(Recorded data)
========

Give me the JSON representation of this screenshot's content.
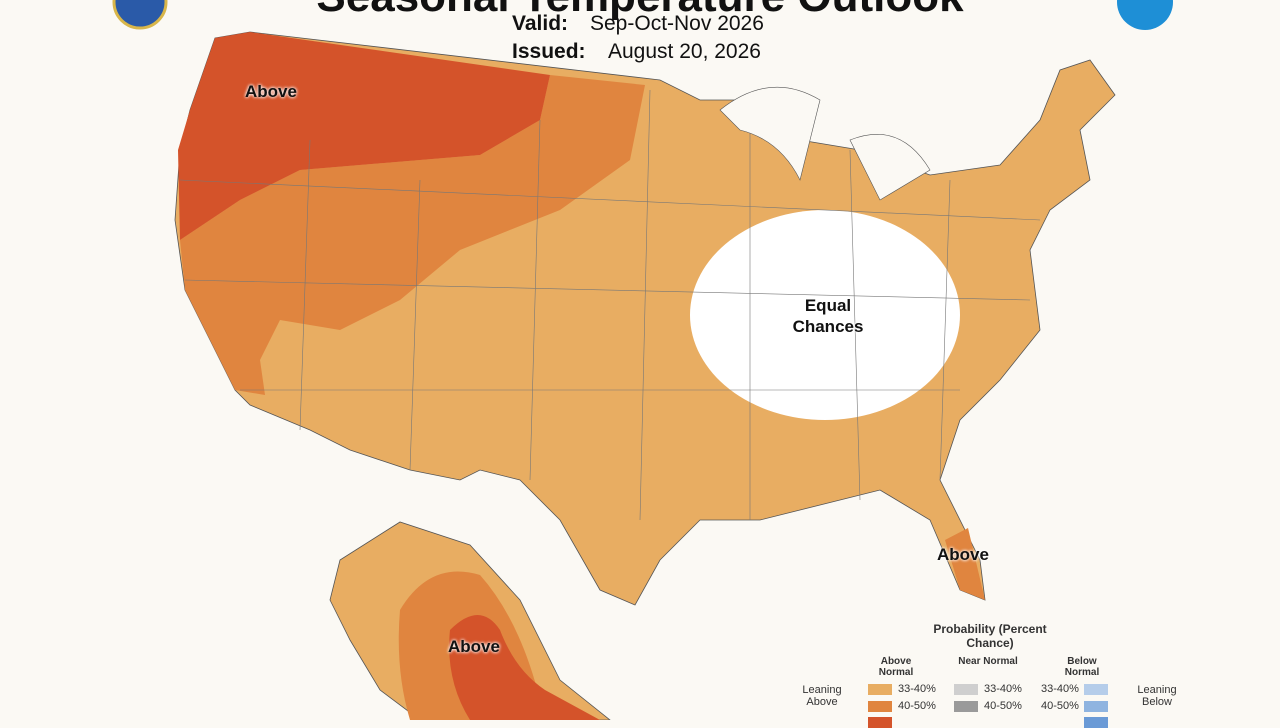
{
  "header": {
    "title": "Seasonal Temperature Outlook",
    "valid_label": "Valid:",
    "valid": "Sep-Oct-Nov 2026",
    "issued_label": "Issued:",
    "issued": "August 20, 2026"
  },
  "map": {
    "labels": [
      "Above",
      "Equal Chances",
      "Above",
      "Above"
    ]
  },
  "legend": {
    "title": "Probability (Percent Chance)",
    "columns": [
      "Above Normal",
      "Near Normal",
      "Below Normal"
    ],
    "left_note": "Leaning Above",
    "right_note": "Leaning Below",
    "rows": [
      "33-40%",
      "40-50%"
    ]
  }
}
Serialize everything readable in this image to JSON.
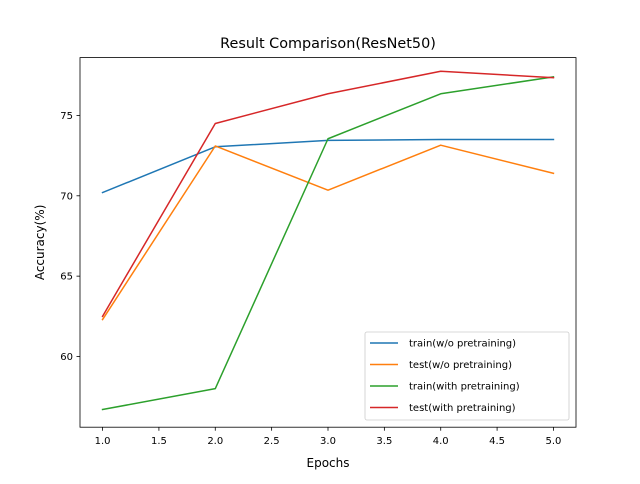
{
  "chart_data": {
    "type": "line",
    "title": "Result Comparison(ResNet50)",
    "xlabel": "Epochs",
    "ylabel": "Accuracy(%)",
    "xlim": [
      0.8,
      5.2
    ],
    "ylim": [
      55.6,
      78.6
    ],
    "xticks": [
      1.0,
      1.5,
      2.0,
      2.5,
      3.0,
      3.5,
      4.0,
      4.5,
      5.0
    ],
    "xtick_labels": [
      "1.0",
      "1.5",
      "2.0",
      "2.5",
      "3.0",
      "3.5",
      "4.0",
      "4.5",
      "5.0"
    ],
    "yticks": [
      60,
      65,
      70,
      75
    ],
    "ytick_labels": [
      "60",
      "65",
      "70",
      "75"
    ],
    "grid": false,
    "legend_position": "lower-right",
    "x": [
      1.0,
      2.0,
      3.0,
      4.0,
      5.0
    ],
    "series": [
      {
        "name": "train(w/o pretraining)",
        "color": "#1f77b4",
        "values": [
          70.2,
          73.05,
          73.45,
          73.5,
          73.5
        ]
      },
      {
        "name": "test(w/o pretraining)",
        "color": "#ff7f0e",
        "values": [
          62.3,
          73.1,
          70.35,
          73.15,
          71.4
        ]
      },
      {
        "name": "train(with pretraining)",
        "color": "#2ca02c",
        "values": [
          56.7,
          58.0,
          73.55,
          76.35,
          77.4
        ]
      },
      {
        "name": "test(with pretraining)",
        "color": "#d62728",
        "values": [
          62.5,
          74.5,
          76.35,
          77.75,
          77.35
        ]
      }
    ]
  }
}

========

■ Your objective: Copy out every line in the listing where the word "this" appears.

■ Output:
Give me the JSON representation of this screenshot's content.
Serialize everything readable in this image to JSON.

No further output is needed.